(Beginning of DATA TO PROCESS)

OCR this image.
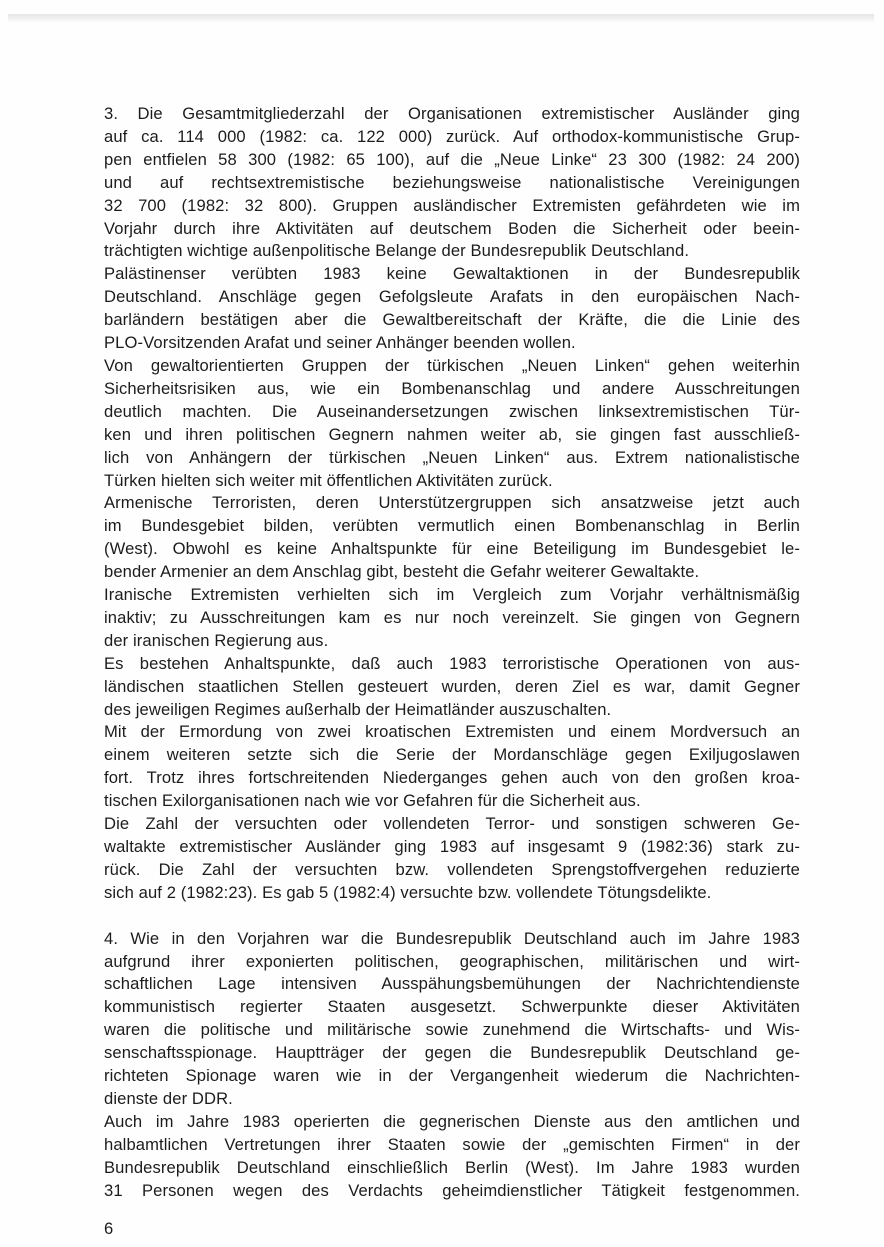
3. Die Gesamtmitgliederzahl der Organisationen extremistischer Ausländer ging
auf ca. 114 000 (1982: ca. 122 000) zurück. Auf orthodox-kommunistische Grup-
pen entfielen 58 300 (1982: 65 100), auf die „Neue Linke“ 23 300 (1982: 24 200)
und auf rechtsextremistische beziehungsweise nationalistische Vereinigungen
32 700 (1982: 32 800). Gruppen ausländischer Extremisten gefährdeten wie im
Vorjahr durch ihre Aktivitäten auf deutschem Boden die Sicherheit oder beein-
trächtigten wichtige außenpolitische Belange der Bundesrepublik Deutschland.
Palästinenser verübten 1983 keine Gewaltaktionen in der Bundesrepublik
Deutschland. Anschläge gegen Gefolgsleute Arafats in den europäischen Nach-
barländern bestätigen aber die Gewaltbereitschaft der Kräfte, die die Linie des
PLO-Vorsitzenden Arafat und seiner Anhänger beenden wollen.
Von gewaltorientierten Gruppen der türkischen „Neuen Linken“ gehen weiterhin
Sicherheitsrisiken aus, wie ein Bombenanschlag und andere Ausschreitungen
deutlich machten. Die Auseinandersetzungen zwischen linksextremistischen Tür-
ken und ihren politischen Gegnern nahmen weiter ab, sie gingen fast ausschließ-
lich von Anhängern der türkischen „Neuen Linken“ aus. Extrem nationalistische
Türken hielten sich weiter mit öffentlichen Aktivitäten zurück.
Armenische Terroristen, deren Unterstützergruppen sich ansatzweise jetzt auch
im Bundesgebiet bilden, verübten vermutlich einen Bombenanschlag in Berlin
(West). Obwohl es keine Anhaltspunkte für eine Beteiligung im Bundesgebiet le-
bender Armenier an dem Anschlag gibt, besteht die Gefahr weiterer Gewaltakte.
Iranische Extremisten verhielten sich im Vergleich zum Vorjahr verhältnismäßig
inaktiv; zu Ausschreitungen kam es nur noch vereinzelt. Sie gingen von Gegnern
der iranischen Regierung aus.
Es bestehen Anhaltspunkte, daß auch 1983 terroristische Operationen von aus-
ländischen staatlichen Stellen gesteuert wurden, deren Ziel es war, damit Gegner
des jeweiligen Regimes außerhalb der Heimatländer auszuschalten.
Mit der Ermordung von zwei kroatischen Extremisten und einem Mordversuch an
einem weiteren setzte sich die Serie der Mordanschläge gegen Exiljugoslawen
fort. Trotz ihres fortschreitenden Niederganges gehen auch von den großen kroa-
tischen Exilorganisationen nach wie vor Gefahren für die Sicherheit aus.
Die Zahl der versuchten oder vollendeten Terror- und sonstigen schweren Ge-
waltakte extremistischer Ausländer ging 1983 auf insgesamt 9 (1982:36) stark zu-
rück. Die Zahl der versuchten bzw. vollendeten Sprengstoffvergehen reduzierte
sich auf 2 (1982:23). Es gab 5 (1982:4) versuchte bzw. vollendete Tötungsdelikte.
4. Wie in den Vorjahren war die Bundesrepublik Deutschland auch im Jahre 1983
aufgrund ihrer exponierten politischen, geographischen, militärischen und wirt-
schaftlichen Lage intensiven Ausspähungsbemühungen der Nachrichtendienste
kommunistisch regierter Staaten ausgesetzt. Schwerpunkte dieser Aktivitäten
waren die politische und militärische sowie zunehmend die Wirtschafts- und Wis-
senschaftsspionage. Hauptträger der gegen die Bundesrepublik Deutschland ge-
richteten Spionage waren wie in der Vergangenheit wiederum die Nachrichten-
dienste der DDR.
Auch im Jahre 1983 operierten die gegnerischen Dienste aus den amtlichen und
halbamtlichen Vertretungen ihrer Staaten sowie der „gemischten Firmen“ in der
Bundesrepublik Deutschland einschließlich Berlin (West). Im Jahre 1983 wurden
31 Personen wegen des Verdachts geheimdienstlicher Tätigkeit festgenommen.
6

(End of DATA TO PROCESS)

WHAT THIS TASK INVOLVES »
Among the records, find all lines that include the string "extremistischer" and return them.

RESPONSE »
3. Die Gesamtmitgliederzahl der Organisationen extremistischer Ausländer ging
waltakte extremistischer Ausländer ging 1983 auf insgesamt 9 (1982:36) stark zu-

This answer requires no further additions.